Reproduce the full listing below unchanged, apart from the pictures.

>>>

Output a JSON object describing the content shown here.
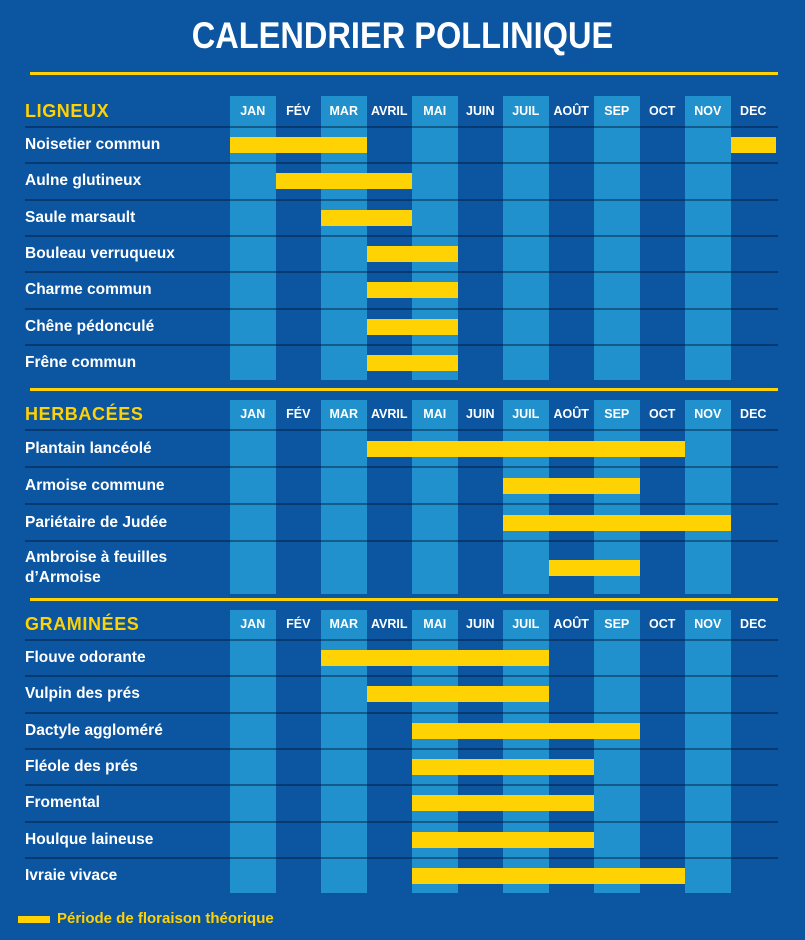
{
  "title": "CALENDRIER POLLINIQUE",
  "legend": {
    "label": "Période de floraison théorique"
  },
  "colors": {
    "background": "#0b55a1",
    "column_stripe": "#2191ce",
    "bar": "#ffd204",
    "accent": "#ffd204",
    "text": "#ffffff"
  },
  "chart_data": {
    "type": "bar",
    "subtype": "gantt-calendar",
    "title": "CALENDRIER POLLINIQUE",
    "legend": "Période de floraison théorique",
    "x_categories": [
      "JAN",
      "FÉV",
      "MAR",
      "AVRIL",
      "MAI",
      "JUIN",
      "JUIL",
      "AOÛT",
      "SEP",
      "OCT",
      "NOV",
      "DEC"
    ],
    "highlighted_columns": [
      "JAN",
      "MAR",
      "MAI",
      "JUIL",
      "SEP",
      "NOV"
    ],
    "sections": [
      {
        "title": "LIGNEUX",
        "rows": [
          {
            "label": "Noisetier commun",
            "periods": [
              [
                "JAN",
                "MAR"
              ],
              [
                "DEC",
                "DEC"
              ]
            ]
          },
          {
            "label": "Aulne glutineux",
            "periods": [
              [
                "FÉV",
                "AVRIL"
              ]
            ]
          },
          {
            "label": "Saule marsault",
            "periods": [
              [
                "MAR",
                "AVRIL"
              ]
            ]
          },
          {
            "label": "Bouleau verruqueux",
            "periods": [
              [
                "AVRIL",
                "MAI"
              ]
            ]
          },
          {
            "label": "Charme commun",
            "periods": [
              [
                "AVRIL",
                "MAI"
              ]
            ]
          },
          {
            "label": "Chêne pédonculé",
            "periods": [
              [
                "AVRIL",
                "MAI"
              ]
            ]
          },
          {
            "label": "Frêne commun",
            "periods": [
              [
                "AVRIL",
                "MAI"
              ]
            ]
          }
        ]
      },
      {
        "title": "HERBACÉES",
        "rows": [
          {
            "label": "Plantain lancéolé",
            "periods": [
              [
                "AVRIL",
                "OCT"
              ]
            ]
          },
          {
            "label": "Armoise commune",
            "periods": [
              [
                "JUIL",
                "SEP"
              ]
            ]
          },
          {
            "label": "Pariétaire de Judée",
            "periods": [
              [
                "JUIL",
                "NOV"
              ]
            ]
          },
          {
            "label": "Ambroise à feuilles d’Armoise",
            "tall": true,
            "periods": [
              [
                "AOÛT",
                "SEP"
              ]
            ]
          }
        ]
      },
      {
        "title": "GRAMINÉES",
        "rows": [
          {
            "label": "Flouve odorante",
            "periods": [
              [
                "MAR",
                "JUIL"
              ]
            ]
          },
          {
            "label": "Vulpin des prés",
            "periods": [
              [
                "AVRIL",
                "JUIL"
              ]
            ]
          },
          {
            "label": "Dactyle aggloméré",
            "periods": [
              [
                "MAI",
                "SEP"
              ]
            ]
          },
          {
            "label": "Fléole des prés",
            "periods": [
              [
                "MAI",
                "AOÛT"
              ]
            ]
          },
          {
            "label": "Fromental",
            "periods": [
              [
                "MAI",
                "AOÛT"
              ]
            ]
          },
          {
            "label": "Houlque laineuse",
            "periods": [
              [
                "MAI",
                "AOÛT"
              ]
            ]
          },
          {
            "label": "Ivraie vivace",
            "periods": [
              [
                "MAI",
                "OCT"
              ]
            ]
          }
        ]
      }
    ]
  }
}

<<<

**Exercise response:**
Output a JSON object describing the content shown here.
{
  "title": "CALENDRIER POLLINIQUE",
  "legend": {
    "label": "Période de floraison théorique"
  },
  "colors": {
    "background": "#0b55a1",
    "column_stripe": "#2191ce",
    "bar": "#ffd204",
    "accent": "#ffd204",
    "text": "#ffffff"
  },
  "chart_data": {
    "type": "bar",
    "subtype": "gantt-calendar",
    "title": "CALENDRIER POLLINIQUE",
    "legend": "Période de floraison théorique",
    "x_categories": [
      "JAN",
      "FÉV",
      "MAR",
      "AVRIL",
      "MAI",
      "JUIN",
      "JUIL",
      "AOÛT",
      "SEP",
      "OCT",
      "NOV",
      "DEC"
    ],
    "highlighted_columns": [
      "JAN",
      "MAR",
      "MAI",
      "JUIL",
      "SEP",
      "NOV"
    ],
    "sections": [
      {
        "title": "LIGNEUX",
        "rows": [
          {
            "label": "Noisetier commun",
            "periods": [
              [
                "JAN",
                "MAR"
              ],
              [
                "DEC",
                "DEC"
              ]
            ]
          },
          {
            "label": "Aulne glutineux",
            "periods": [
              [
                "FÉV",
                "AVRIL"
              ]
            ]
          },
          {
            "label": "Saule marsault",
            "periods": [
              [
                "MAR",
                "AVRIL"
              ]
            ]
          },
          {
            "label": "Bouleau verruqueux",
            "periods": [
              [
                "AVRIL",
                "MAI"
              ]
            ]
          },
          {
            "label": "Charme commun",
            "periods": [
              [
                "AVRIL",
                "MAI"
              ]
            ]
          },
          {
            "label": "Chêne pédonculé",
            "periods": [
              [
                "AVRIL",
                "MAI"
              ]
            ]
          },
          {
            "label": "Frêne commun",
            "periods": [
              [
                "AVRIL",
                "MAI"
              ]
            ]
          }
        ]
      },
      {
        "title": "HERBACÉES",
        "rows": [
          {
            "label": "Plantain lancéolé",
            "periods": [
              [
                "AVRIL",
                "OCT"
              ]
            ]
          },
          {
            "label": "Armoise commune",
            "periods": [
              [
                "JUIL",
                "SEP"
              ]
            ]
          },
          {
            "label": "Pariétaire de Judée",
            "periods": [
              [
                "JUIL",
                "NOV"
              ]
            ]
          },
          {
            "label": "Ambroise à feuilles d’Armoise",
            "tall": true,
            "periods": [
              [
                "AOÛT",
                "SEP"
              ]
            ]
          }
        ]
      },
      {
        "title": "GRAMINÉES",
        "rows": [
          {
            "label": "Flouve odorante",
            "periods": [
              [
                "MAR",
                "JUIL"
              ]
            ]
          },
          {
            "label": "Vulpin des prés",
            "periods": [
              [
                "AVRIL",
                "JUIL"
              ]
            ]
          },
          {
            "label": "Dactyle aggloméré",
            "periods": [
              [
                "MAI",
                "SEP"
              ]
            ]
          },
          {
            "label": "Fléole des prés",
            "periods": [
              [
                "MAI",
                "AOÛT"
              ]
            ]
          },
          {
            "label": "Fromental",
            "periods": [
              [
                "MAI",
                "AOÛT"
              ]
            ]
          },
          {
            "label": "Houlque laineuse",
            "periods": [
              [
                "MAI",
                "AOÛT"
              ]
            ]
          },
          {
            "label": "Ivraie vivace",
            "periods": [
              [
                "MAI",
                "OCT"
              ]
            ]
          }
        ]
      }
    ]
  }
}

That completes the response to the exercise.